(Collected data)
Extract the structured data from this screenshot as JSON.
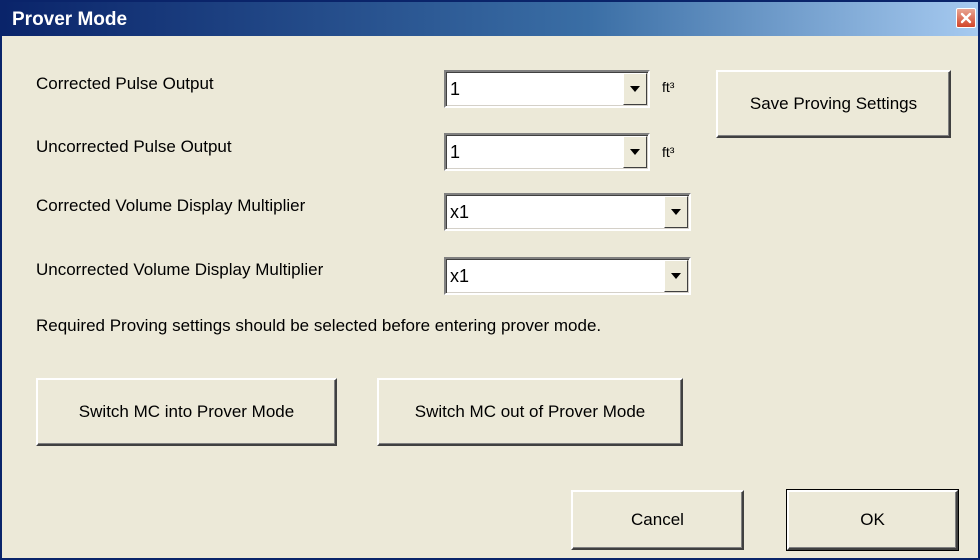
{
  "window": {
    "title": "Prover Mode",
    "close_icon": "close-icon"
  },
  "fields": [
    {
      "label": "Corrected Pulse Output",
      "value": "1",
      "unit": "ft³"
    },
    {
      "label": "Uncorrected Pulse Output",
      "value": "1",
      "unit": "ft³"
    },
    {
      "label": "Corrected Volume Display Multiplier",
      "value": "x1"
    },
    {
      "label": "Uncorrected Volume Display Multiplier",
      "value": "x1"
    }
  ],
  "note": "Required Proving settings should be selected before entering prover mode.",
  "buttons": {
    "save_proving": "Save Proving Settings",
    "switch_into": "Switch MC into Prover Mode",
    "switch_out": "Switch MC out of Prover Mode",
    "cancel": "Cancel",
    "ok": "OK"
  },
  "colors": {
    "titlebar_start": "#0a246a",
    "dialog_bg": "#ece9d8",
    "close_button": "#d2452a"
  }
}
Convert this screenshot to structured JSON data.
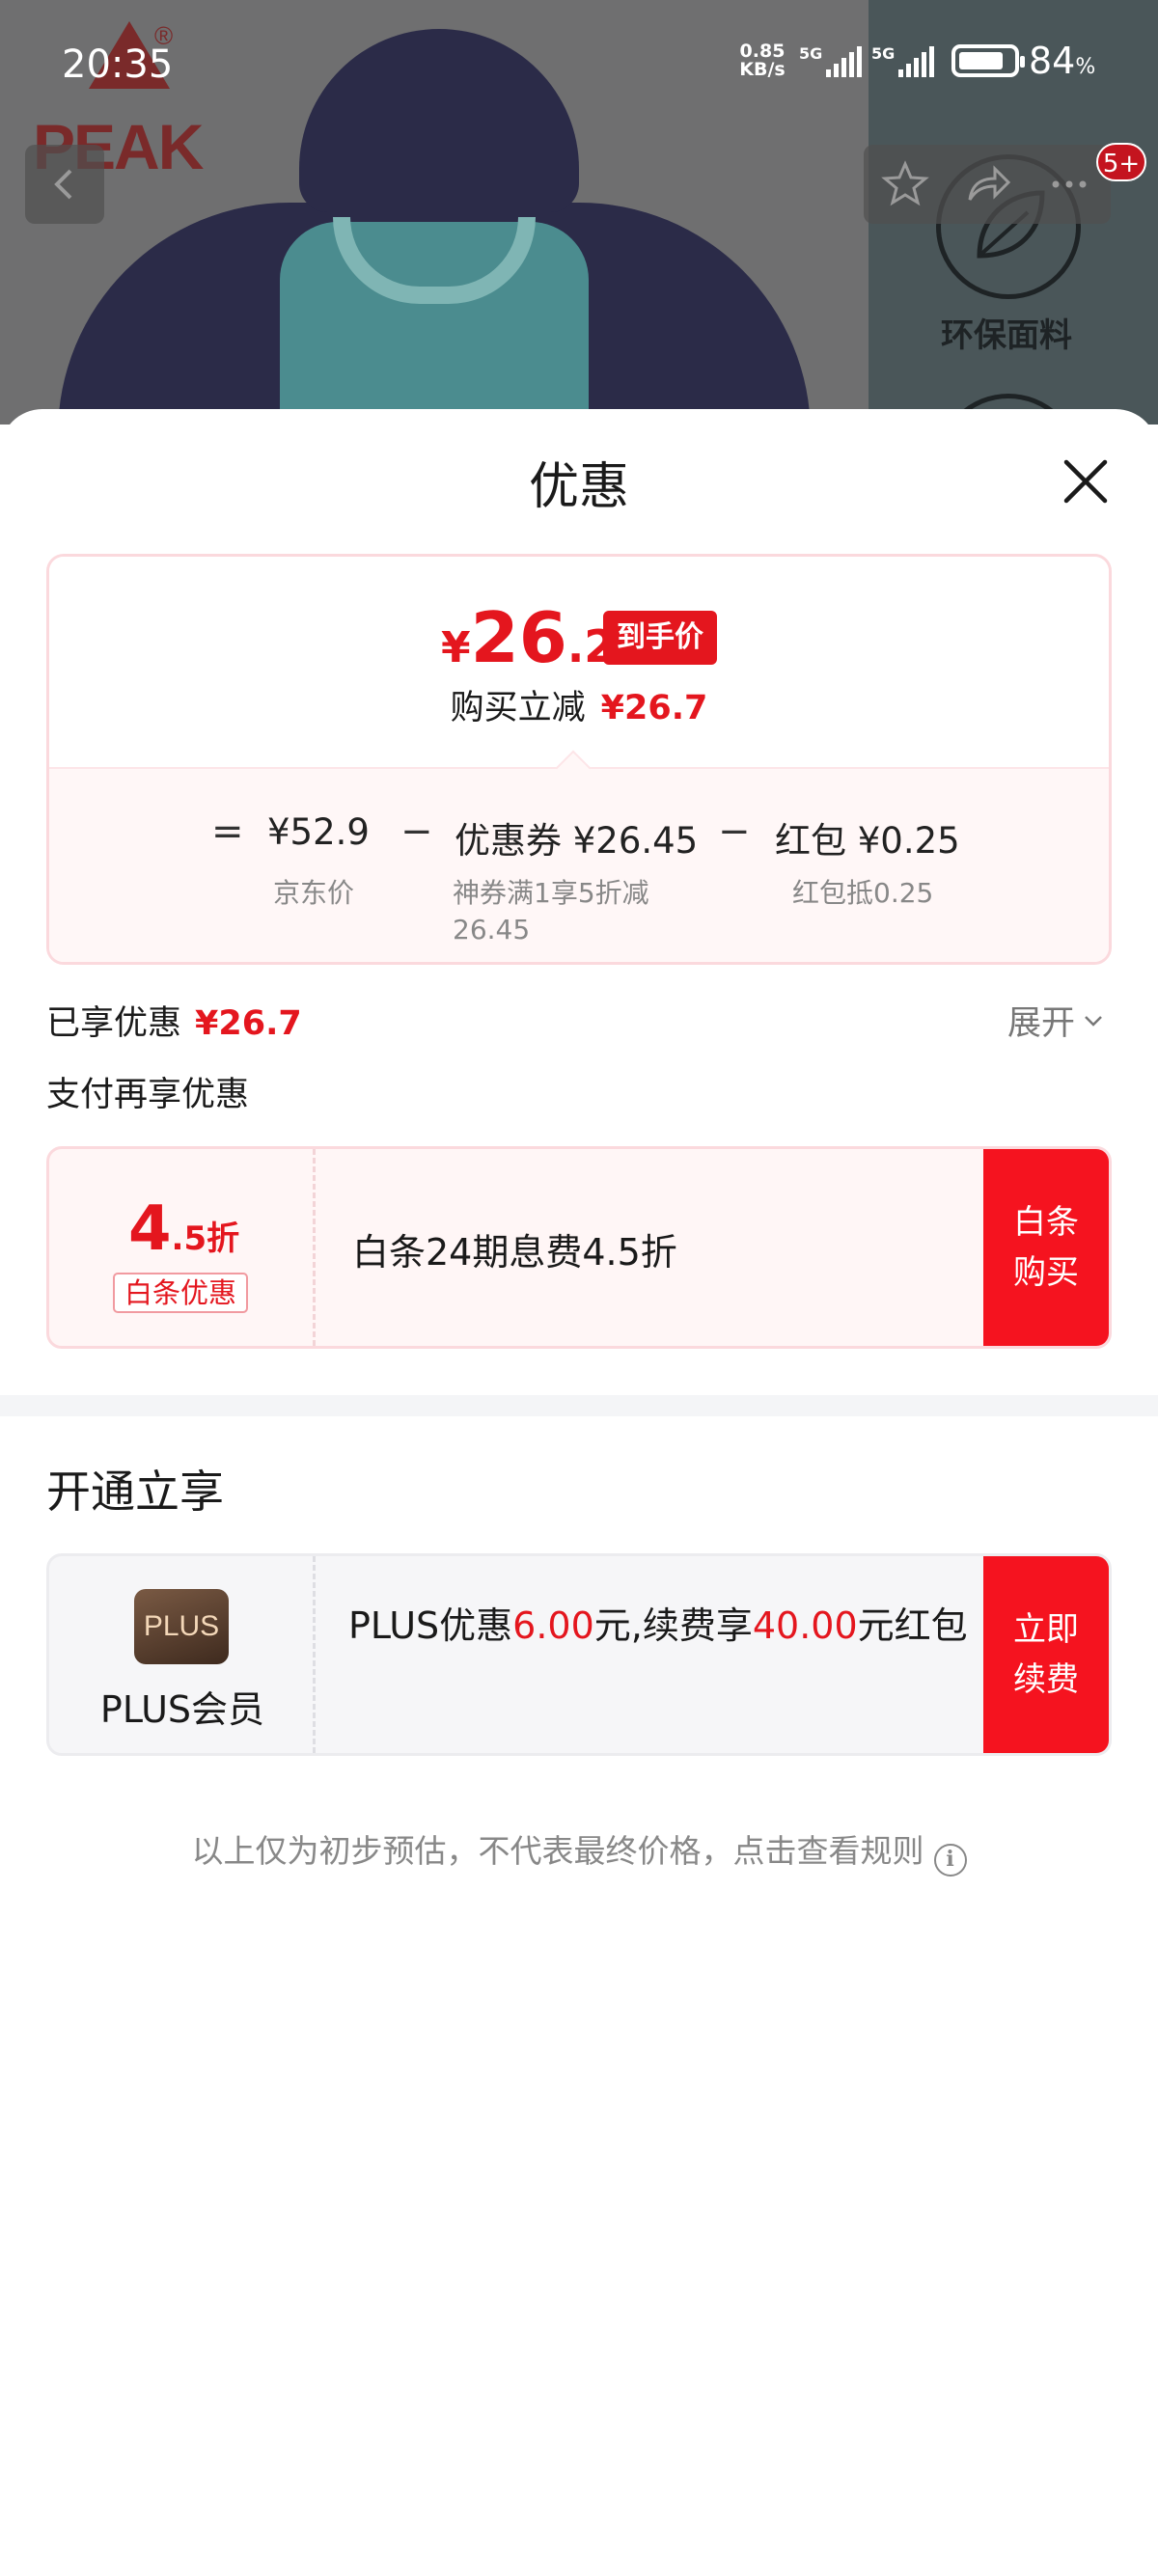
{
  "status_bar": {
    "time": "20:35",
    "net_speed_value": "0.85",
    "net_speed_unit": "KB/s",
    "sim1": "5G",
    "sim2": "5G",
    "battery_pct": "84",
    "battery_unit": "%",
    "battery_level": 0.84
  },
  "background": {
    "brand_logo": "PEAK",
    "brand_logo_mark": "®",
    "feature_label": "环保面料"
  },
  "nav": {
    "notification_badge": "5+"
  },
  "sheet": {
    "title": "优惠"
  },
  "price_card": {
    "final_price_symbol": "¥",
    "final_price_int": "26",
    "final_price_dec": ".2",
    "final_price_tag": "到手价",
    "reduce_label": "购买立减",
    "reduce_amount": "¥26.7",
    "breakdown": {
      "eq": "=",
      "jd_price": "¥52.9",
      "jd_label": "京东价",
      "minus1": "−",
      "coupon": "优惠券 ¥26.45",
      "coupon_desc_line1": "神券满1享5折减",
      "coupon_desc_line2": "26.45",
      "minus2": "−",
      "redpacket": "红包 ¥0.25",
      "redpacket_desc": "红包抵0.25"
    }
  },
  "enjoyed": {
    "label": "已享优惠",
    "amount": "¥26.7",
    "expand_label": "展开"
  },
  "pay_more": {
    "label": "支付再享优惠"
  },
  "baitiao": {
    "discount_big": "4",
    "discount_small": ".5折",
    "tag": "白条优惠",
    "text": "白条24期息费4.5折",
    "button_line1": "白条",
    "button_line2": "购买"
  },
  "kaitong": {
    "title": "开通立享"
  },
  "plus": {
    "logo_text": "PLUS",
    "name": "PLUS会员",
    "text_a": "PLUS优惠",
    "amount1": "6.00",
    "text_b": "元,续费享",
    "amount2": "40.00",
    "text_c": "元红包",
    "button_line1": "立即",
    "button_line2": "续费"
  },
  "footnote": {
    "text": "以上仅为初步预估，不代表最终价格，点击查看规则",
    "info_icon": "i"
  },
  "colors": {
    "accent_red": "#e4161e",
    "button_red": "#f5131f",
    "card_border_pink": "#fbd9dd",
    "overlay_gray": "#6f6f70"
  }
}
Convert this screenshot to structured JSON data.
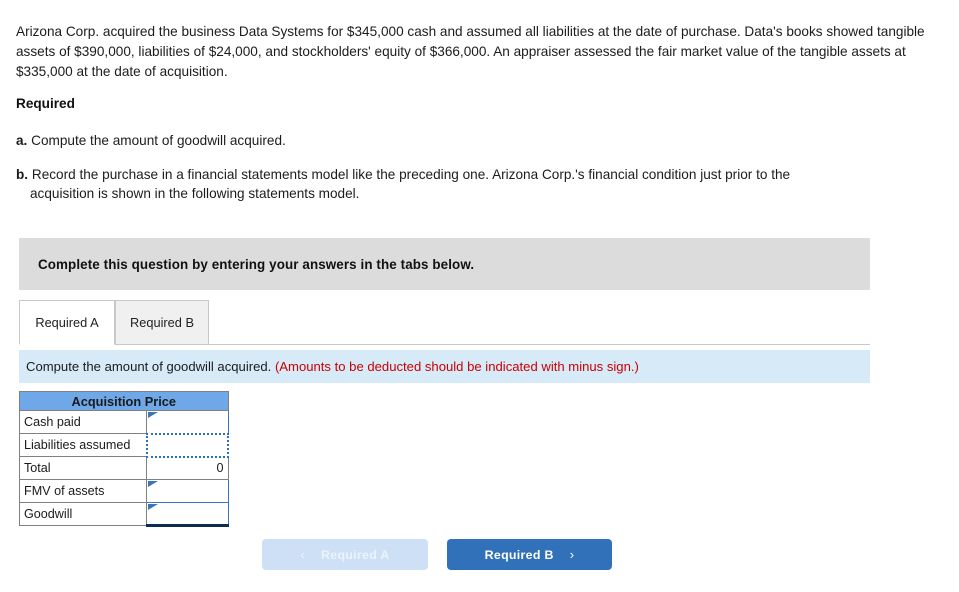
{
  "problem": {
    "text": "Arizona Corp. acquired the business Data Systems for $345,000 cash and assumed all liabilities at the date of purchase. Data's books showed tangible assets of $390,000, liabilities of $24,000, and stockholders' equity of $366,000. An appraiser assessed the fair market value of the tangible assets at $335,000 at the date of acquisition."
  },
  "required": {
    "heading": "Required",
    "items": [
      {
        "marker": "a.",
        "text": "Compute the amount of goodwill acquired."
      },
      {
        "marker": "b.",
        "text": "Record the purchase in a financial statements model like the preceding one. Arizona Corp.'s financial condition just prior to the",
        "text2": "acquisition is shown in the following statements model."
      }
    ]
  },
  "banner": {
    "text": "Complete this question by entering your answers in the tabs below."
  },
  "tabs": [
    {
      "label": "Required A",
      "active": true
    },
    {
      "label": "Required B",
      "active": false
    }
  ],
  "instruction": {
    "main": "Compute the amount of goodwill acquired.",
    "warning": "(Amounts to be deducted should be indicated with minus sign.)"
  },
  "table": {
    "header": "Acquisition Price",
    "rows": [
      {
        "label": "Cash paid",
        "value": "",
        "editable": true,
        "state": "normal"
      },
      {
        "label": "Liabilities assumed",
        "value": "",
        "editable": true,
        "state": "selected"
      },
      {
        "label": "Total",
        "value": "0",
        "editable": false,
        "state": "computed"
      },
      {
        "label": "FMV of assets",
        "value": "",
        "editable": true,
        "state": "normal"
      },
      {
        "label": "Goodwill",
        "value": "",
        "editable": true,
        "state": "total"
      }
    ]
  },
  "nav": {
    "prev_label": "Required A",
    "next_label": "Required B",
    "prev_icon": "chevron-left-icon",
    "next_icon": "chevron-right-icon",
    "prev_chevron": "‹",
    "next_chevron": "›"
  },
  "colors": {
    "table_header": "#6fa8e8",
    "banner_grey": "#dcdcdc",
    "strip_blue": "#d6eaf8",
    "warning_red": "#cc0000",
    "button_blue": "#3071b9",
    "button_disabled": "#cee0f5"
  }
}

• **Job**
Quote the full listing above word for word; exclude every picture from the copy.

• **Correct response**
Extract the structured data from this screenshot as JSON.
{
  "window": {
    "title": "Prover Mode",
    "close_icon": "close-icon"
  },
  "fields": [
    {
      "label": "Corrected Pulse Output",
      "value": "1",
      "unit": "ft³"
    },
    {
      "label": "Uncorrected Pulse Output",
      "value": "1",
      "unit": "ft³"
    },
    {
      "label": "Corrected Volume Display Multiplier",
      "value": "x1"
    },
    {
      "label": "Uncorrected Volume Display Multiplier",
      "value": "x1"
    }
  ],
  "note": "Required Proving settings should be selected before entering prover mode.",
  "buttons": {
    "save_proving": "Save Proving Settings",
    "switch_into": "Switch MC into Prover Mode",
    "switch_out": "Switch MC out of Prover Mode",
    "cancel": "Cancel",
    "ok": "OK"
  },
  "colors": {
    "titlebar_start": "#0a246a",
    "dialog_bg": "#ece9d8",
    "close_button": "#d2452a"
  }
}
Convert this screenshot to structured JSON data.
{
  "status_bar": {
    "time": "20:35",
    "net_speed_value": "0.85",
    "net_speed_unit": "KB/s",
    "sim1": "5G",
    "sim2": "5G",
    "battery_pct": "84",
    "battery_unit": "%",
    "battery_level": 0.84
  },
  "background": {
    "brand_logo": "PEAK",
    "brand_logo_mark": "®",
    "feature_label": "环保面料"
  },
  "nav": {
    "notification_badge": "5+"
  },
  "sheet": {
    "title": "优惠"
  },
  "price_card": {
    "final_price_symbol": "¥",
    "final_price_int": "26",
    "final_price_dec": ".2",
    "final_price_tag": "到手价",
    "reduce_label": "购买立减",
    "reduce_amount": "¥26.7",
    "breakdown": {
      "eq": "=",
      "jd_price": "¥52.9",
      "jd_label": "京东价",
      "minus1": "−",
      "coupon": "优惠券 ¥26.45",
      "coupon_desc_line1": "神券满1享5折减",
      "coupon_desc_line2": "26.45",
      "minus2": "−",
      "redpacket": "红包 ¥0.25",
      "redpacket_desc": "红包抵0.25"
    }
  },
  "enjoyed": {
    "label": "已享优惠",
    "amount": "¥26.7",
    "expand_label": "展开"
  },
  "pay_more": {
    "label": "支付再享优惠"
  },
  "baitiao": {
    "discount_big": "4",
    "discount_small": ".5折",
    "tag": "白条优惠",
    "text": "白条24期息费4.5折",
    "button_line1": "白条",
    "button_line2": "购买"
  },
  "kaitong": {
    "title": "开通立享"
  },
  "plus": {
    "logo_text": "PLUS",
    "name": "PLUS会员",
    "text_a": "PLUS优惠",
    "amount1": "6.00",
    "text_b": "元,续费享",
    "amount2": "40.00",
    "text_c": "元红包",
    "button_line1": "立即",
    "button_line2": "续费"
  },
  "footnote": {
    "text": "以上仅为初步预估，不代表最终价格，点击查看规则",
    "info_icon": "i"
  },
  "colors": {
    "accent_red": "#e4161e",
    "button_red": "#f5131f",
    "card_border_pink": "#fbd9dd",
    "overlay_gray": "#6f6f70"
  }
}
Convert this screenshot to structured JSON data.
{
  "problem": {
    "text": "Arizona Corp. acquired the business Data Systems for $345,000 cash and assumed all liabilities at the date of purchase. Data's books showed tangible assets of $390,000, liabilities of $24,000, and stockholders' equity of $366,000. An appraiser assessed the fair market value of the tangible assets at $335,000 at the date of acquisition."
  },
  "required": {
    "heading": "Required",
    "items": [
      {
        "marker": "a.",
        "text": "Compute the amount of goodwill acquired."
      },
      {
        "marker": "b.",
        "text": "Record the purchase in a financial statements model like the preceding one. Arizona Corp.'s financial condition just prior to the",
        "text2": "acquisition is shown in the following statements model."
      }
    ]
  },
  "banner": {
    "text": "Complete this question by entering your answers in the tabs below."
  },
  "tabs": [
    {
      "label": "Required A",
      "active": true
    },
    {
      "label": "Required B",
      "active": false
    }
  ],
  "instruction": {
    "main": "Compute the amount of goodwill acquired.",
    "warning": "(Amounts to be deducted should be indicated with minus sign.)"
  },
  "table": {
    "header": "Acquisition Price",
    "rows": [
      {
        "label": "Cash paid",
        "value": "",
        "editable": true,
        "state": "normal"
      },
      {
        "label": "Liabilities assumed",
        "value": "",
        "editable": true,
        "state": "selected"
      },
      {
        "label": "Total",
        "value": "0",
        "editable": false,
        "state": "computed"
      },
      {
        "label": "FMV of assets",
        "value": "",
        "editable": true,
        "state": "normal"
      },
      {
        "label": "Goodwill",
        "value": "",
        "editable": true,
        "state": "total"
      }
    ]
  },
  "nav": {
    "prev_label": "Required A",
    "next_label": "Required B",
    "prev_icon": "chevron-left-icon",
    "next_icon": "chevron-right-icon",
    "prev_chevron": "‹",
    "next_chevron": "›"
  },
  "colors": {
    "table_header": "#6fa8e8",
    "banner_grey": "#dcdcdc",
    "strip_blue": "#d6eaf8",
    "warning_red": "#cc0000",
    "button_blue": "#3071b9",
    "button_disabled": "#cee0f5"
  }
}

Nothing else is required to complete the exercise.